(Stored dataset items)
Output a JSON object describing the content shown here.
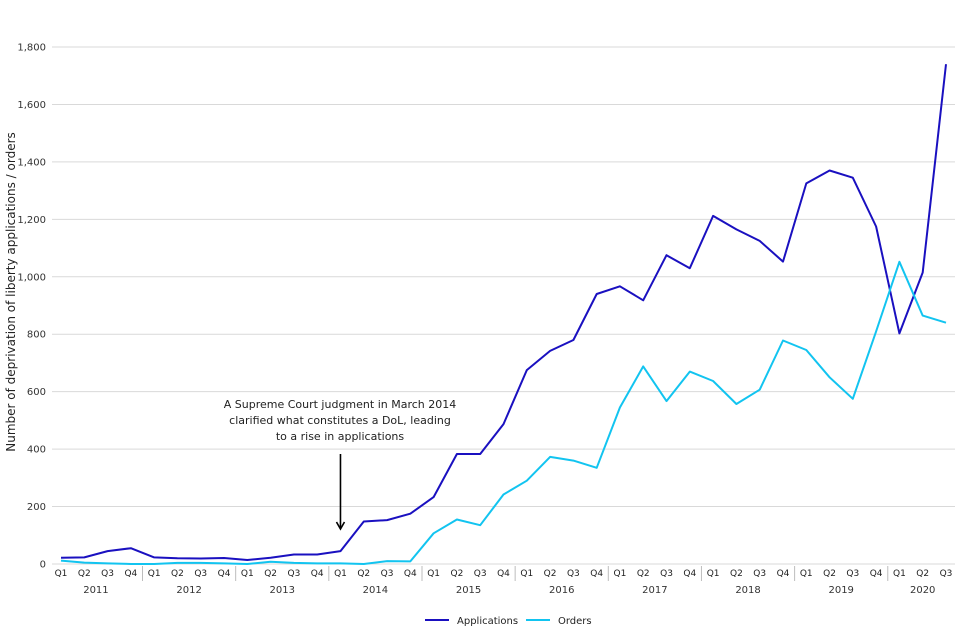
{
  "chart_data": {
    "type": "line",
    "title": "",
    "ylabel": "Number of deprivation of liberty applications / orders",
    "xlabel": "",
    "ylim": [
      0,
      1800
    ],
    "yticks": [
      0,
      200,
      400,
      600,
      800,
      1000,
      1200,
      1400,
      1600,
      1800
    ],
    "ytick_labels": [
      "0",
      "200",
      "400",
      "600",
      "800",
      "1,000",
      "1,200",
      "1,400",
      "1,600",
      "1,800"
    ],
    "x": [
      "Q1",
      "Q2",
      "Q3",
      "Q4",
      "Q1",
      "Q2",
      "Q3",
      "Q4",
      "Q1",
      "Q2",
      "Q3",
      "Q4",
      "Q1",
      "Q2",
      "Q3",
      "Q4",
      "Q1",
      "Q2",
      "Q3",
      "Q4",
      "Q1",
      "Q2",
      "Q3",
      "Q4",
      "Q1",
      "Q2",
      "Q3",
      "Q4",
      "Q1",
      "Q2",
      "Q3",
      "Q4",
      "Q1",
      "Q2",
      "Q3",
      "Q4",
      "Q1",
      "Q2",
      "Q3"
    ],
    "years": [
      "2011",
      "2012",
      "2013",
      "2014",
      "2015",
      "2016",
      "2017",
      "2018",
      "2019",
      "2020"
    ],
    "grid": true,
    "legend_position": "bottom",
    "series": [
      {
        "name": "Applications",
        "color": "#1a10c0",
        "values": [
          22,
          23,
          45,
          55,
          23,
          20,
          19,
          21,
          14,
          22,
          33,
          33,
          45,
          148,
          153,
          175,
          233,
          383,
          383,
          487,
          675,
          742,
          780,
          940,
          967,
          918,
          1075,
          1030,
          1212,
          1165,
          1125,
          1053,
          1325,
          1370,
          1345,
          1175,
          803,
          1015,
          1740
        ]
      },
      {
        "name": "Orders",
        "color": "#12c4f0",
        "values": [
          12,
          5,
          2,
          0,
          0,
          4,
          4,
          2,
          0,
          8,
          4,
          2,
          2,
          0,
          10,
          9,
          107,
          155,
          135,
          242,
          290,
          373,
          360,
          335,
          545,
          688,
          567,
          670,
          637,
          557,
          607,
          778,
          745,
          650,
          575,
          810,
          1052,
          865,
          840
        ]
      }
    ],
    "annotation": {
      "lines": [
        "A Supreme Court judgment in March 2014",
        "clarified what constitutes a DoL, leading",
        "to a rise in applications"
      ],
      "points_to_index": 12
    }
  }
}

## TASK GOAL
Copy all the records above exactly, but leave out the pictures.

## WRITTEN ANSWER
Output a JSON object describing the content shown here.
{
  "chart_data": {
    "type": "line",
    "title": "",
    "ylabel": "Number of deprivation of liberty applications / orders",
    "xlabel": "",
    "ylim": [
      0,
      1800
    ],
    "yticks": [
      0,
      200,
      400,
      600,
      800,
      1000,
      1200,
      1400,
      1600,
      1800
    ],
    "ytick_labels": [
      "0",
      "200",
      "400",
      "600",
      "800",
      "1,000",
      "1,200",
      "1,400",
      "1,600",
      "1,800"
    ],
    "x": [
      "Q1",
      "Q2",
      "Q3",
      "Q4",
      "Q1",
      "Q2",
      "Q3",
      "Q4",
      "Q1",
      "Q2",
      "Q3",
      "Q4",
      "Q1",
      "Q2",
      "Q3",
      "Q4",
      "Q1",
      "Q2",
      "Q3",
      "Q4",
      "Q1",
      "Q2",
      "Q3",
      "Q4",
      "Q1",
      "Q2",
      "Q3",
      "Q4",
      "Q1",
      "Q2",
      "Q3",
      "Q4",
      "Q1",
      "Q2",
      "Q3",
      "Q4",
      "Q1",
      "Q2",
      "Q3"
    ],
    "years": [
      "2011",
      "2012",
      "2013",
      "2014",
      "2015",
      "2016",
      "2017",
      "2018",
      "2019",
      "2020"
    ],
    "grid": true,
    "legend_position": "bottom",
    "series": [
      {
        "name": "Applications",
        "color": "#1a10c0",
        "values": [
          22,
          23,
          45,
          55,
          23,
          20,
          19,
          21,
          14,
          22,
          33,
          33,
          45,
          148,
          153,
          175,
          233,
          383,
          383,
          487,
          675,
          742,
          780,
          940,
          967,
          918,
          1075,
          1030,
          1212,
          1165,
          1125,
          1053,
          1325,
          1370,
          1345,
          1175,
          803,
          1015,
          1740
        ]
      },
      {
        "name": "Orders",
        "color": "#12c4f0",
        "values": [
          12,
          5,
          2,
          0,
          0,
          4,
          4,
          2,
          0,
          8,
          4,
          2,
          2,
          0,
          10,
          9,
          107,
          155,
          135,
          242,
          290,
          373,
          360,
          335,
          545,
          688,
          567,
          670,
          637,
          557,
          607,
          778,
          745,
          650,
          575,
          810,
          1052,
          865,
          840
        ]
      }
    ],
    "annotation": {
      "lines": [
        "A Supreme Court judgment in March 2014",
        "clarified what constitutes a DoL, leading",
        "to a rise in applications"
      ],
      "points_to_index": 12
    }
  }
}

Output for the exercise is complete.